-------- Task data

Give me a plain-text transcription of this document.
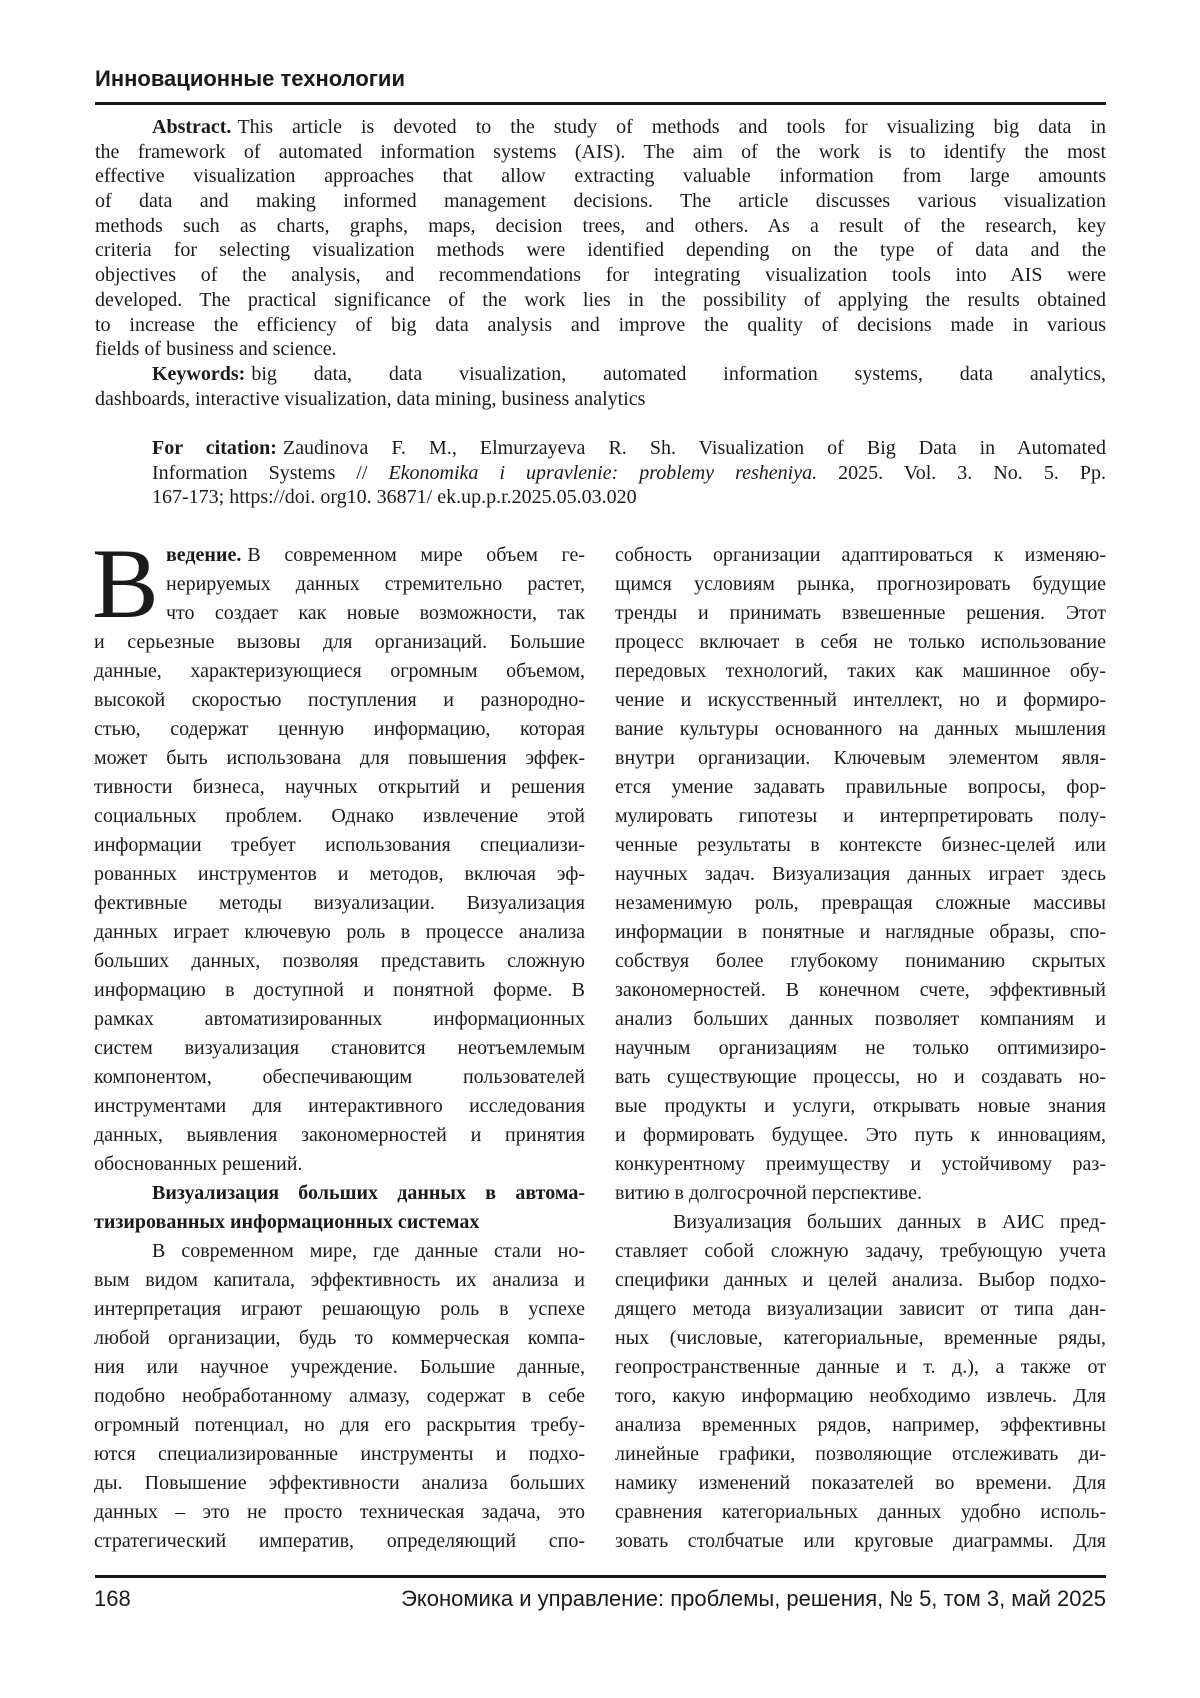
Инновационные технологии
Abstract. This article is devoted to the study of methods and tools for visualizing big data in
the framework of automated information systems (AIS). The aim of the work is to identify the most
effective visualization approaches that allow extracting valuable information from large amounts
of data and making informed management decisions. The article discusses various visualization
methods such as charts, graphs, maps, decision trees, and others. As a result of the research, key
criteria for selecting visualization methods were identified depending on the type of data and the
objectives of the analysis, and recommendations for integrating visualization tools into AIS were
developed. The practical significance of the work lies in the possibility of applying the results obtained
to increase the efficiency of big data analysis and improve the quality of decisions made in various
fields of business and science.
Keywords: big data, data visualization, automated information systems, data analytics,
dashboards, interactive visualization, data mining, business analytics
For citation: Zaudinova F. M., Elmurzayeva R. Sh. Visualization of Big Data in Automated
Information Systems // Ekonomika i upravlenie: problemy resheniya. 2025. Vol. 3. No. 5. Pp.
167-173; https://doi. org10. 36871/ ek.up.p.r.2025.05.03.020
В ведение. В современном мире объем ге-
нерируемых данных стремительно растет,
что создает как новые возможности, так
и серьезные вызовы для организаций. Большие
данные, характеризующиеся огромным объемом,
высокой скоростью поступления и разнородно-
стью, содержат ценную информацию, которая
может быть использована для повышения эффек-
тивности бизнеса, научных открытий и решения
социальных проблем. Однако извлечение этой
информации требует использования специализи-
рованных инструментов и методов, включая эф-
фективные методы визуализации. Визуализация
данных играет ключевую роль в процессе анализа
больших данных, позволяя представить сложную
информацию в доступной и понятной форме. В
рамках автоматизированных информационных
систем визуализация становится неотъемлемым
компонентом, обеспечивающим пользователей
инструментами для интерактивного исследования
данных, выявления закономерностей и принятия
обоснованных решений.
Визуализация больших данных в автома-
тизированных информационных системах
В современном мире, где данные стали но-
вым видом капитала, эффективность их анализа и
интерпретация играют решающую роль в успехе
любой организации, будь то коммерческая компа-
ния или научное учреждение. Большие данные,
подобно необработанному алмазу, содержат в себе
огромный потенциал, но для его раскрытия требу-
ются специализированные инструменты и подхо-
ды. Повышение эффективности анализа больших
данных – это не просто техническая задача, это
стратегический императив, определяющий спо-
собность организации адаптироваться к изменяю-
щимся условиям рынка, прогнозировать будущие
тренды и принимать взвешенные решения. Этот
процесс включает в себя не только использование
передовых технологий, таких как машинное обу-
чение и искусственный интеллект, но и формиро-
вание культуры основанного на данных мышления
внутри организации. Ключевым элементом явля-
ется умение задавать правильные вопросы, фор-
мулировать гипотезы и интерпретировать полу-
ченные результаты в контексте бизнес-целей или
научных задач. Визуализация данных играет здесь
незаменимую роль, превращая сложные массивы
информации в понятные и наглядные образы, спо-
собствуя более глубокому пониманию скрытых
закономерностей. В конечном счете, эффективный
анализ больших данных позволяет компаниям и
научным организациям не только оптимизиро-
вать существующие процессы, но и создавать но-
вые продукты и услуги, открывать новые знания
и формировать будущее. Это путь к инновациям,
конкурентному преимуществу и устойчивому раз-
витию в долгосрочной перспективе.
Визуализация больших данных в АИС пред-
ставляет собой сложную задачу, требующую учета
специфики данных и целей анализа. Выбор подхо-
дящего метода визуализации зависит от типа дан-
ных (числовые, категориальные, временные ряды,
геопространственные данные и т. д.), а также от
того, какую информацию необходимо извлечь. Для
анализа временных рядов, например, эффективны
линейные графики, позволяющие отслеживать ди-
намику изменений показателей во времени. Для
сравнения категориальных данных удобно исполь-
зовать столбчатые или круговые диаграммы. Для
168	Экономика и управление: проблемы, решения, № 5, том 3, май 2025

----------------

_Problem statement_:
Scan the material above. Copy each line where "только" occurs.

_Task result_:
процесс включает в себя не только использование
научным организациям не только оптимизиро-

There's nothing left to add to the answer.